> _Problem description_
In the listing below, pick out lines with "density".

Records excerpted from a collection
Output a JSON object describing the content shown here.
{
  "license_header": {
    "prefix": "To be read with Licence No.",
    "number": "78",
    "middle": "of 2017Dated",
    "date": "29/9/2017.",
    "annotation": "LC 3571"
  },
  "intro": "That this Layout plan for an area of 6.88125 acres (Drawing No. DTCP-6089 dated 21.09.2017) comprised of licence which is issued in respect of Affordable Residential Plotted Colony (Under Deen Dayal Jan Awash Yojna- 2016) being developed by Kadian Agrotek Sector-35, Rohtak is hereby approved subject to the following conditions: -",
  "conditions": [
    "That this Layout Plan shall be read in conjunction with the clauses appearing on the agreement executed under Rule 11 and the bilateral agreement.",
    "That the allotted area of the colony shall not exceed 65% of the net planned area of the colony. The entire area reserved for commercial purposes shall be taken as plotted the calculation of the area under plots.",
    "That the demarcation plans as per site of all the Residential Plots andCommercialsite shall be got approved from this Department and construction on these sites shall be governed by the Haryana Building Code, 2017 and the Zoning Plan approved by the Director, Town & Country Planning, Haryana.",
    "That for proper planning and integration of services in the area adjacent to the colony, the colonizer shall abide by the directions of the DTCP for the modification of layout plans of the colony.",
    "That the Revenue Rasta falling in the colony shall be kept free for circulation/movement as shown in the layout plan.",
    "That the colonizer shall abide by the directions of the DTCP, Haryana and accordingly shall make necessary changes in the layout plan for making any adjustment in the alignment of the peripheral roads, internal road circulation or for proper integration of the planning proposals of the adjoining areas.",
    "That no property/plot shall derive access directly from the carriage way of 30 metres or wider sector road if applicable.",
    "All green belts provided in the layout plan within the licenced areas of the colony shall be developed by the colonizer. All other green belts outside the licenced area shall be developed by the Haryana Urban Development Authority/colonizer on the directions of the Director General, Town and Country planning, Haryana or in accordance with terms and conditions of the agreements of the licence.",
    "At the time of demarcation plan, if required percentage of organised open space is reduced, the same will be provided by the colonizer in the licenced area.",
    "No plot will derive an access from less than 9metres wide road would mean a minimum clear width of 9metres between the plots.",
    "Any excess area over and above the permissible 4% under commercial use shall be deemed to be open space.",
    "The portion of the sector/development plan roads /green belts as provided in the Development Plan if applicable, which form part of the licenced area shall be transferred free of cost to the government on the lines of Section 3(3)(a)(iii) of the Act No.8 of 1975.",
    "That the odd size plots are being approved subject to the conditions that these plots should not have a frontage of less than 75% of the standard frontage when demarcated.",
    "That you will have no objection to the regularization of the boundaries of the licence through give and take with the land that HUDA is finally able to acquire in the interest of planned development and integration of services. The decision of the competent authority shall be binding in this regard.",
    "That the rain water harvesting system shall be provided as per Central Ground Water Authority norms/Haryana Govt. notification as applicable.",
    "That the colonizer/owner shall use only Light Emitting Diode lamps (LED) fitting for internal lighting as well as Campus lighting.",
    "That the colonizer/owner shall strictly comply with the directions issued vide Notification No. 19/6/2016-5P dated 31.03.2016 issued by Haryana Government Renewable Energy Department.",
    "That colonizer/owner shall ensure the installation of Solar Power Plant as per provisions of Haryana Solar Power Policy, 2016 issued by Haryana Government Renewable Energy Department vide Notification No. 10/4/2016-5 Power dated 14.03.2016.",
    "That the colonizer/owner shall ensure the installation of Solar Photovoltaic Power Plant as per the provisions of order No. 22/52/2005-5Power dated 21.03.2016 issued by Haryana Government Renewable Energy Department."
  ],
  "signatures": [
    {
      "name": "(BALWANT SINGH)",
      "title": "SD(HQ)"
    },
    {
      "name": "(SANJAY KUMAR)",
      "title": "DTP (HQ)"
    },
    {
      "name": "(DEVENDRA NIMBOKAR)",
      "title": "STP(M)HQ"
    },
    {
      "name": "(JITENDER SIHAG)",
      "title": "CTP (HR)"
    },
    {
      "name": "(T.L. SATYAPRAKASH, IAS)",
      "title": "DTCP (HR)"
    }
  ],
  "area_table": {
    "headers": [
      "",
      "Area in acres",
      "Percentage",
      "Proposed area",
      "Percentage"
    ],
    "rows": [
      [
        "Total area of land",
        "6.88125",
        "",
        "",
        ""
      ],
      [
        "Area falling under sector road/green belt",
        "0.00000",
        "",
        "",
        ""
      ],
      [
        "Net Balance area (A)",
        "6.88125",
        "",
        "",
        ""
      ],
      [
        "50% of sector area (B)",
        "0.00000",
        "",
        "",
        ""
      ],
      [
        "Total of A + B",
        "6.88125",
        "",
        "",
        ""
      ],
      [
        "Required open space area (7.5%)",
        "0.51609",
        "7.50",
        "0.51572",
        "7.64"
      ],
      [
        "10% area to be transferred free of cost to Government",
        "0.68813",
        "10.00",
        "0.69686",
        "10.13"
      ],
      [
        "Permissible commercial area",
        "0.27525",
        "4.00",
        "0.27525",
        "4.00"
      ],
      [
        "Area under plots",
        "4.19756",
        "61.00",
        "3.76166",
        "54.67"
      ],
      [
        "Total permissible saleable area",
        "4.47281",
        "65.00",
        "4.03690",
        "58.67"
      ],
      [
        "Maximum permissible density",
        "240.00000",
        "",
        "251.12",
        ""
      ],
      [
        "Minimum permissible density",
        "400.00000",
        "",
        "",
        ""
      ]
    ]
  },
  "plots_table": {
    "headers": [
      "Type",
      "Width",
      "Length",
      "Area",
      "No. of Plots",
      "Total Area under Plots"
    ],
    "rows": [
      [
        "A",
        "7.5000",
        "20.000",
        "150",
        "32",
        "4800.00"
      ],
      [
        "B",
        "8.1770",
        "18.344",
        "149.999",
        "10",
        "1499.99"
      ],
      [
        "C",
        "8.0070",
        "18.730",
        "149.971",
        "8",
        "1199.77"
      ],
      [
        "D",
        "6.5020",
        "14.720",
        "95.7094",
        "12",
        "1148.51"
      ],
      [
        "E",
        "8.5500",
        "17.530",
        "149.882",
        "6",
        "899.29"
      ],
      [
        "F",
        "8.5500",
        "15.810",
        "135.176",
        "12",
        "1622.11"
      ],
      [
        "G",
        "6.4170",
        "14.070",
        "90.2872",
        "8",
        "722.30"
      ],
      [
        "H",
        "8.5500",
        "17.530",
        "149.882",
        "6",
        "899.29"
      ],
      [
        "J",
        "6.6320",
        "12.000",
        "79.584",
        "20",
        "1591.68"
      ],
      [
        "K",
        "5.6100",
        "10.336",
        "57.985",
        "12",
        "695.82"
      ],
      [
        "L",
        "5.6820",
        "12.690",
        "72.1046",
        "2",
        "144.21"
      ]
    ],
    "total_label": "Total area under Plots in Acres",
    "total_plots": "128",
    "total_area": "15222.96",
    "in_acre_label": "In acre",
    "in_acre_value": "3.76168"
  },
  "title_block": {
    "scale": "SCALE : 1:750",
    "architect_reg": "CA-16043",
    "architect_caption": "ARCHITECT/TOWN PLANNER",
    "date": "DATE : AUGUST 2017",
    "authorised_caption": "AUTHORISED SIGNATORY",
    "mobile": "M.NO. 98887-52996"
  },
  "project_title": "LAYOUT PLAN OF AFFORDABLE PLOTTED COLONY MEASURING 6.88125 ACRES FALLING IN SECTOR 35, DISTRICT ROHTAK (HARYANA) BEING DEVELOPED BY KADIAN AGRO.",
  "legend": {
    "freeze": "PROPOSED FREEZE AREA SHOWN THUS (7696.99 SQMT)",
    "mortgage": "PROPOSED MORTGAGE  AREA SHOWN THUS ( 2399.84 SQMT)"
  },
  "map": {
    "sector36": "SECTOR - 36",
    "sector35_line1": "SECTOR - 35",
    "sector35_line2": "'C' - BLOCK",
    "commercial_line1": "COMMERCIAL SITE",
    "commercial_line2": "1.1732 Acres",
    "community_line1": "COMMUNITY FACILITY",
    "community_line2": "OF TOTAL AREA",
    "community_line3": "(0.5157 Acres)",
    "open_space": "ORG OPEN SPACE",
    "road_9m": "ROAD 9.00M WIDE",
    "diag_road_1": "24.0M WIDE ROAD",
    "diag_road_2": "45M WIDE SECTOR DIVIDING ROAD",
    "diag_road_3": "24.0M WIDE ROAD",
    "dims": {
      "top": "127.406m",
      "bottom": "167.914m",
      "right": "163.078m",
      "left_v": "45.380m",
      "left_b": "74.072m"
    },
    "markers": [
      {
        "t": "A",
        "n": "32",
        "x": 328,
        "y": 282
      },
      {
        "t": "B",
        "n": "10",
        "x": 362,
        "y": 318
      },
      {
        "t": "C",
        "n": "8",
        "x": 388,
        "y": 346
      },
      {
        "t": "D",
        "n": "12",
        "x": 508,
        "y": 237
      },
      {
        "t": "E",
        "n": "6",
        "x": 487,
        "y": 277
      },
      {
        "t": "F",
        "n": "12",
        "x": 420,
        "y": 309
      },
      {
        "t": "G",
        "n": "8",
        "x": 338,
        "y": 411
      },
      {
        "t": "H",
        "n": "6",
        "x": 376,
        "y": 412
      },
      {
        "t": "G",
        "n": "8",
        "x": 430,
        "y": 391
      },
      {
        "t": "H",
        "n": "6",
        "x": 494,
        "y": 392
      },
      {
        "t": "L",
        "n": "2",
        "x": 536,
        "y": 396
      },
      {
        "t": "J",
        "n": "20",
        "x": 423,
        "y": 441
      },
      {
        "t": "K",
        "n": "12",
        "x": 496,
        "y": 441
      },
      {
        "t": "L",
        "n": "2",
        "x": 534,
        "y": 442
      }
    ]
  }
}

> _Solved problem_
        "Maximum permissible density",
        "Minimum permissible density",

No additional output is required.